Could you repeat the records below exactly, leaving out any pictures?
***** SUPPLIED MATERIAL
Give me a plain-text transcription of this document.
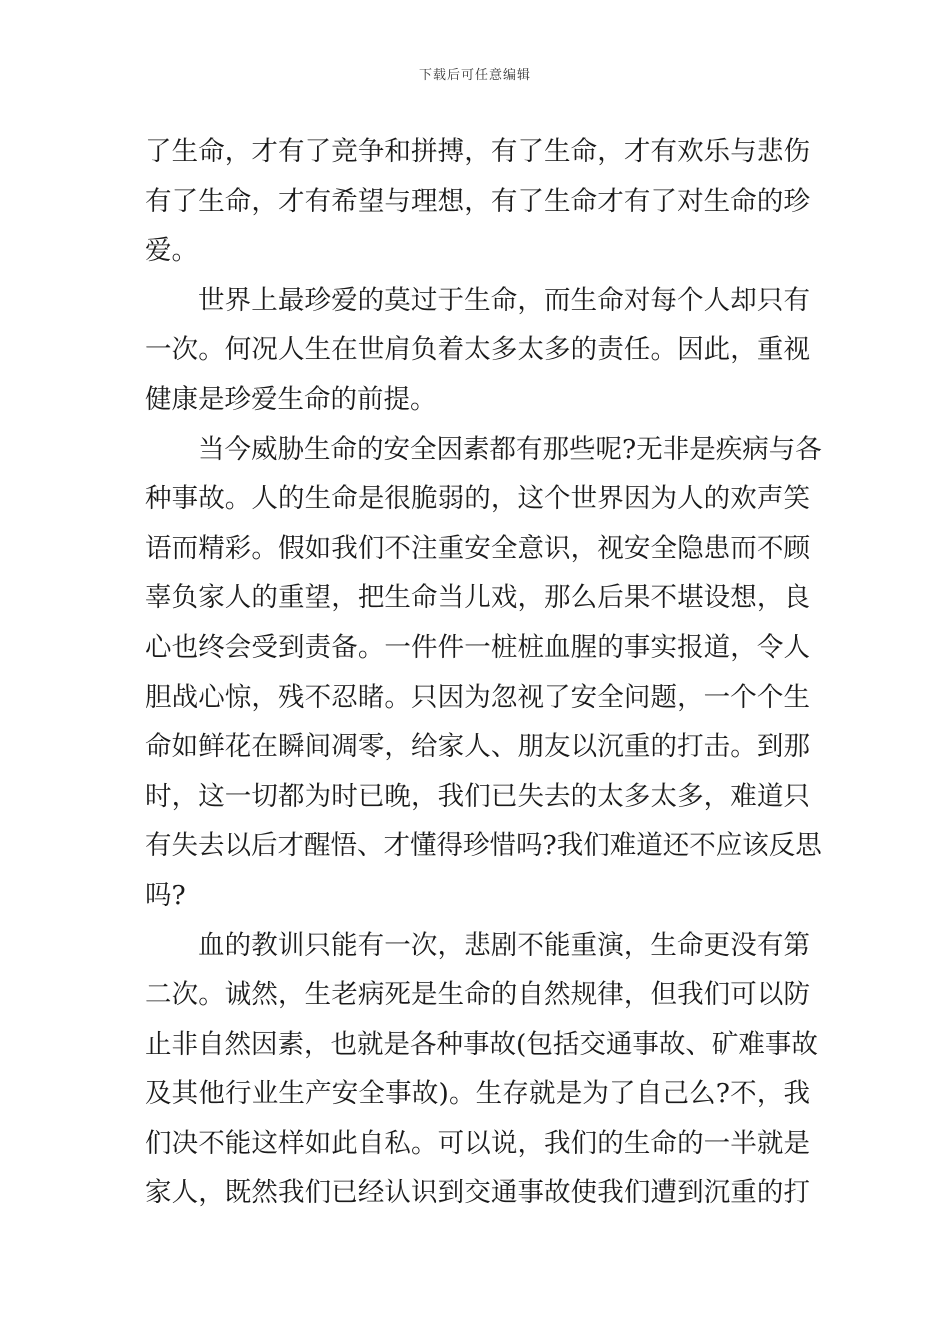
下载后可任意编辑
了生命，才有了竞争和拼搏，有了生命，才有欢乐与悲伤
有了生命，才有希望与理想，有了生命才有了对生命的珍
爱。
世界上最珍爱的莫过于生命，而生命对每个人却只有
一次。何况人生在世肩负着太多太多的责任。因此，重视
健康是珍爱生命的前提。
当今威胁生命的安全因素都有那些呢?无非是疾病与各
种事故。人的生命是很脆弱的，这个世界因为人的欢声笑
语而精彩。假如我们不注重安全意识，视安全隐患而不顾
辜负家人的重望，把生命当儿戏，那么后果不堪设想，良
心也终会受到责备。一件件一桩桩血腥的事实报道，令人
胆战心惊，残不忍睹。只因为忽视了安全问题，一个个生
命如鲜花在瞬间凋零，给家人、朋友以沉重的打击。到那
时，这一切都为时已晚，我们已失去的太多太多，难道只
有失去以后才醒悟、才懂得珍惜吗?我们难道还不应该反思
吗?
血的教训只能有一次，悲剧不能重演，生命更没有第
二次。诚然，生老病死是生命的自然规律，但我们可以防
止非自然因素，也就是各种事故(包括交通事故、矿难事故
及其他行业生产安全事故)。生存就是为了自己么?不，我
们决不能这样如此自私。可以说，我们的生命的一半就是
家人，既然我们已经认识到交通事故使我们遭到沉重的打
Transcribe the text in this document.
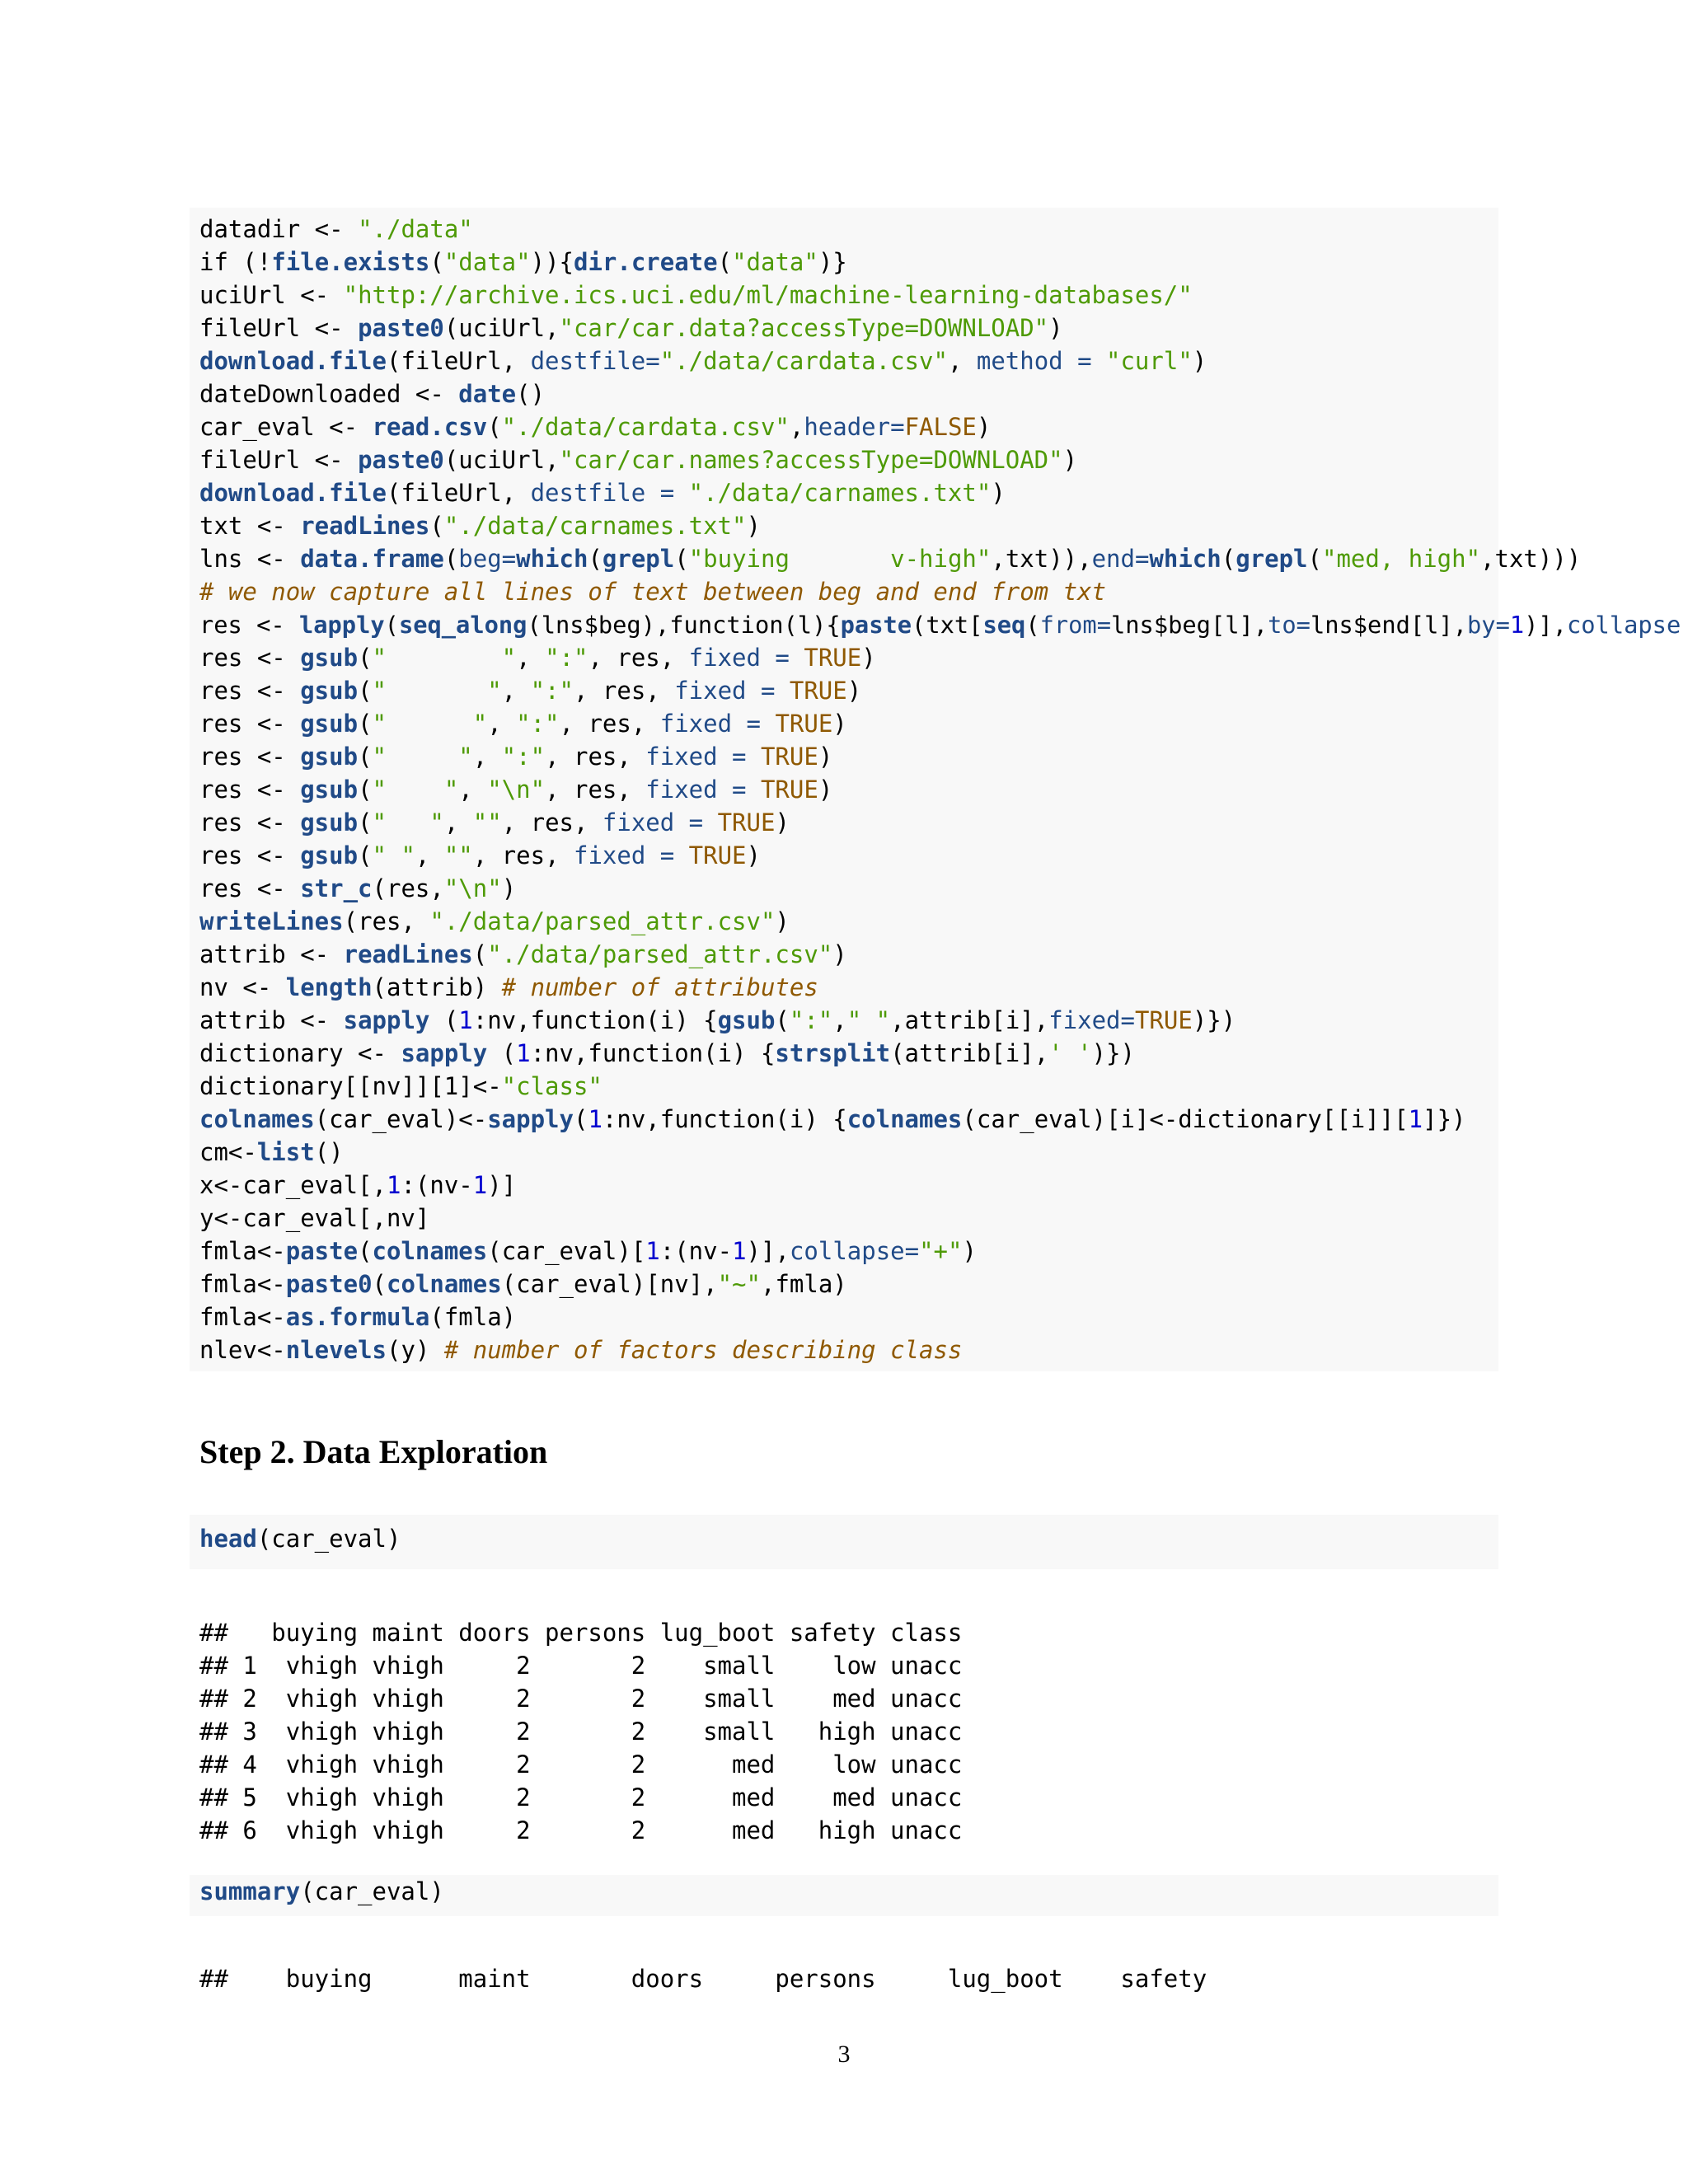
datadir <- "./data"
if (!file.exists("data")){dir.create("data")}
uciUrl <- "http://archive.ics.uci.edu/ml/machine-learning-databases/"
fileUrl <- paste0(uciUrl,"car/car.data?accessType=DOWNLOAD")
download.file(fileUrl, destfile="./data/cardata.csv", method = "curl")
dateDownloaded <- date()
car_eval <- read.csv("./data/cardata.csv",header=FALSE)
fileUrl <- paste0(uciUrl,"car/car.names?accessType=DOWNLOAD")
download.file(fileUrl, destfile = "./data/carnames.txt")
txt <- readLines("./data/carnames.txt")
lns <- data.frame(beg=which(grepl("buying       v-high",txt)),end=which(grepl("med, high",txt)))
# we now capture all lines of text between beg and end from txt
res <- lapply(seq_along(lns$beg),function(l){paste(txt[seq(from=lns$beg[l],to=lns$end[l],by=1)],collapse
res <- gsub("        ", ":", res, fixed = TRUE)
res <- gsub("       ", ":", res, fixed = TRUE)
res <- gsub("      ", ":", res, fixed = TRUE)
res <- gsub("     ", ":", res, fixed = TRUE)
res <- gsub("    ", "\n", res, fixed = TRUE)
res <- gsub("   ", "", res, fixed = TRUE)
res <- gsub(" ", "", res, fixed = TRUE)
res <- str_c(res,"\n")
writeLines(res, "./data/parsed_attr.csv")
attrib <- readLines("./data/parsed_attr.csv")
nv <- length(attrib) # number of attributes
attrib <- sapply (1:nv,function(i) {gsub(":"," ",attrib[i],fixed=TRUE)})
dictionary <- sapply (1:nv,function(i) {strsplit(attrib[i],' ')})
dictionary[[nv]][1]<-"class"
colnames(car_eval)<-sapply(1:nv,function(i) {colnames(car_eval)[i]<-dictionary[[i]][1]})
cm<-list()
x<-car_eval[,1:(nv-1)]
y<-car_eval[,nv]
fmla<-paste(colnames(car_eval)[1:(nv-1)],collapse="+")
fmla<-paste0(colnames(car_eval)[nv],"~",fmla)
fmla<-as.formula(fmla)
nlev<-nlevels(y) # number of factors describing class
Step 2. Data Exploration
head(car_eval)
##   buying maint doors persons lug_boot safety class
## 1  vhigh vhigh     2       2    small    low unacc
## 2  vhigh vhigh     2       2    small    med unacc
## 3  vhigh vhigh     2       2    small   high unacc
## 4  vhigh vhigh     2       2      med    low unacc
## 5  vhigh vhigh     2       2      med    med unacc
## 6  vhigh vhigh     2       2      med   high unacc
summary(car_eval)
##    buying      maint       doors     persons     lug_boot    safety
3
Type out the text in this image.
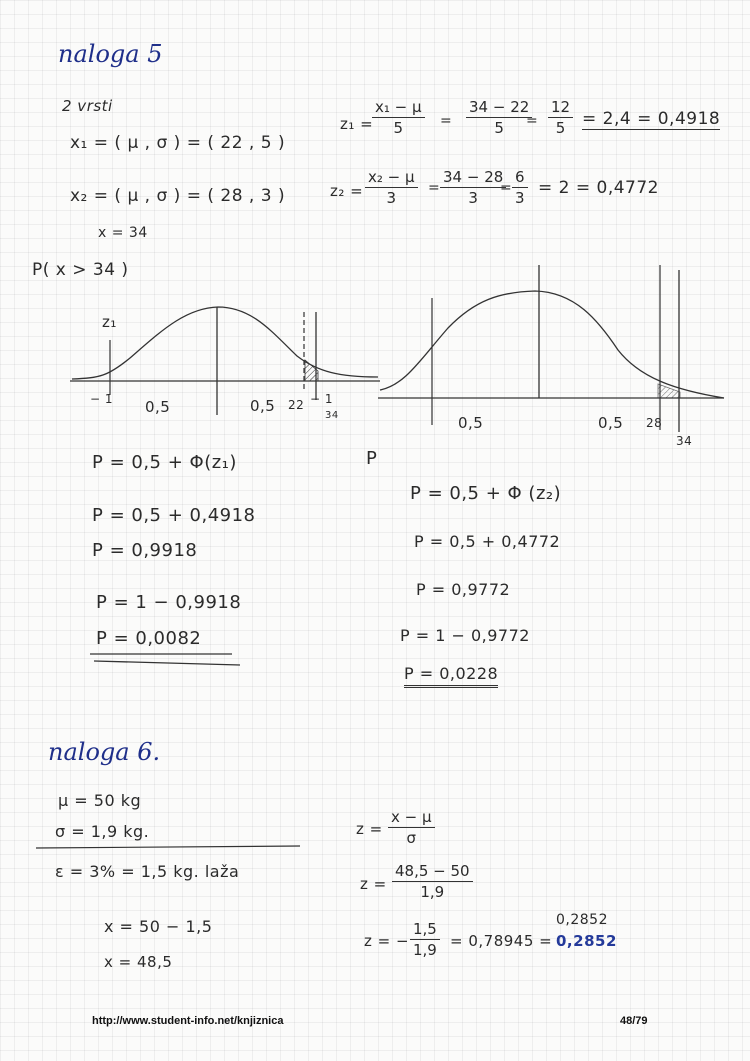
naloga 5
2 vrsti
x₁ = ( μ , σ ) = ( 22 , 5 )
x₂ = ( μ , σ ) = ( 28 , 3 )
x = 34
P( x > 34 )
z₁ =
$\frac{\text{x₁ − μ}}{5} = \frac{34 - 22}{5}$
= $\frac{12}{5} = 2,4 = 0,4918$
$z_2 = \frac{\text{x₂ − μ}}{3} = \frac{34 - 28}{3}$
= $\frac{6}{3} = 2 = 0,4772$
z₁
− 1 0,5	0,5 22 − 1
34	0,5	0,5 28
34
P = 0,5 + Φ(z₁)
P = 0,5 + 0,4918
P = 0,9918
P = 1 − 0,9918
P = 0,0082
P
P = 0,5 + Φ (z₂)
P = 0,5 + 0,4772
P = 0,9772
P = 1 − 0,9772
P = 0,0228
naloga 6.
μ = 50 kg
σ = 1,9 kg.
ε = 3% = 1,5 kg. laža
x = 50 − 1,5
x = 48,5
$z = \frac{x - \mu}{\sigma}$
$z = \frac{48,5 - 50}{1,9}$
z = − $\frac{1,5}{1,9} = 0,78945$ =
0,2852
0,2852
http://www.student-info.net/knjiznica	48/79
**********
§ CORRECT RESULT:
Give me a plain-text transcription of this document.
下载后可任意编辑
了生命，才有了竞争和拼搏，有了生命，才有欢乐与悲伤
有了生命，才有希望与理想，有了生命才有了对生命的珍
爱。
世界上最珍爱的莫过于生命，而生命对每个人却只有
一次。何况人生在世肩负着太多太多的责任。因此，重视
健康是珍爱生命的前提。
当今威胁生命的安全因素都有那些呢?无非是疾病与各
种事故。人的生命是很脆弱的，这个世界因为人的欢声笑
语而精彩。假如我们不注重安全意识，视安全隐患而不顾
辜负家人的重望，把生命当儿戏，那么后果不堪设想，良
心也终会受到责备。一件件一桩桩血腥的事实报道，令人
胆战心惊，残不忍睹。只因为忽视了安全问题，一个个生
命如鲜花在瞬间凋零，给家人、朋友以沉重的打击。到那
时，这一切都为时已晚，我们已失去的太多太多，难道只
有失去以后才醒悟、才懂得珍惜吗?我们难道还不应该反思
吗?
血的教训只能有一次，悲剧不能重演，生命更没有第
二次。诚然，生老病死是生命的自然规律，但我们可以防
止非自然因素，也就是各种事故(包括交通事故、矿难事故
及其他行业生产安全事故)。生存就是为了自己么?不，我
们决不能这样如此自私。可以说，我们的生命的一半就是
家人，既然我们已经认识到交通事故使我们遭到沉重的打
Transcribe the text in this document.
datadir <- "./data"
if (!file.exists("data")){dir.create("data")}
uciUrl <- "http://archive.ics.uci.edu/ml/machine-learning-databases/"
fileUrl <- paste0(uciUrl,"car/car.data?accessType=DOWNLOAD")
download.file(fileUrl, destfile="./data/cardata.csv", method = "curl")
dateDownloaded <- date()
car_eval <- read.csv("./data/cardata.csv",header=FALSE)
fileUrl <- paste0(uciUrl,"car/car.names?accessType=DOWNLOAD")
download.file(fileUrl, destfile = "./data/carnames.txt")
txt <- readLines("./data/carnames.txt")
lns <- data.frame(beg=which(grepl("buying       v-high",txt)),end=which(grepl("med, high",txt)))
# we now capture all lines of text between beg and end from txt
res <- lapply(seq_along(lns$beg),function(l){paste(txt[seq(from=lns$beg[l],to=lns$end[l],by=1)],collapse
res <- gsub("        ", ":", res, fixed = TRUE)
res <- gsub("       ", ":", res, fixed = TRUE)
res <- gsub("      ", ":", res, fixed = TRUE)
res <- gsub("     ", ":", res, fixed = TRUE)
res <- gsub("    ", "\n", res, fixed = TRUE)
res <- gsub("   ", "", res, fixed = TRUE)
res <- gsub(" ", "", res, fixed = TRUE)
res <- str_c(res,"\n")
writeLines(res, "./data/parsed_attr.csv")
attrib <- readLines("./data/parsed_attr.csv")
nv <- length(attrib) # number of attributes
attrib <- sapply (1:nv,function(i) {gsub(":"," ",attrib[i],fixed=TRUE)})
dictionary <- sapply (1:nv,function(i) {strsplit(attrib[i],' ')})
dictionary[[nv]][1]<-"class"
colnames(car_eval)<-sapply(1:nv,function(i) {colnames(car_eval)[i]<-dictionary[[i]][1]})
cm<-list()
x<-car_eval[,1:(nv-1)]
y<-car_eval[,nv]
fmla<-paste(colnames(car_eval)[1:(nv-1)],collapse="+")
fmla<-paste0(colnames(car_eval)[nv],"~",fmla)
fmla<-as.formula(fmla)
nlev<-nlevels(y) # number of factors describing class
Step 2. Data Exploration
head(car_eval)
##   buying maint doors persons lug_boot safety class
## 1  vhigh vhigh     2       2    small    low unacc
## 2  vhigh vhigh     2       2    small    med unacc
## 3  vhigh vhigh     2       2    small   high unacc
## 4  vhigh vhigh     2       2      med    low unacc
## 5  vhigh vhigh     2       2      med    med unacc
## 6  vhigh vhigh     2       2      med   high unacc
summary(car_eval)
##    buying      maint       doors     persons     lug_boot    safety
3
Type out the text in this image.
naloga 5
2 vrsti
x₁ = ( μ , σ ) = ( 22 , 5 )
x₂ = ( μ , σ ) = ( 28 , 3 )
x = 34
P( x > 34 )
z₁ =
$\frac{\text{x₁ − μ}}{5} = \frac{34 - 22}{5}$
= $\frac{12}{5} = 2,4 = 0,4918$
$z_2 = \frac{\text{x₂ − μ}}{3} = \frac{34 - 28}{3}$
= $\frac{6}{3} = 2 = 0,4772$
z₁
− 1 0,5	0,5 22 − 1
34	0,5	0,5 28
34
P = 0,5 + Φ(z₁)
P = 0,5 + 0,4918
P = 0,9918
P = 1 − 0,9918
P = 0,0082
P
P = 0,5 + Φ (z₂)
P = 0,5 + 0,4772
P = 0,9772
P = 1 − 0,9772
P = 0,0228
naloga 6.
μ = 50 kg
σ = 1,9 kg.
ε = 3% = 1,5 kg. laža
x = 50 − 1,5
x = 48,5
$z = \frac{x - \mu}{\sigma}$
$z = \frac{48,5 - 50}{1,9}$
z = − $\frac{1,5}{1,9} = 0,78945$ =
0,2852
0,2852
http://www.student-info.net/knjiznica	48/79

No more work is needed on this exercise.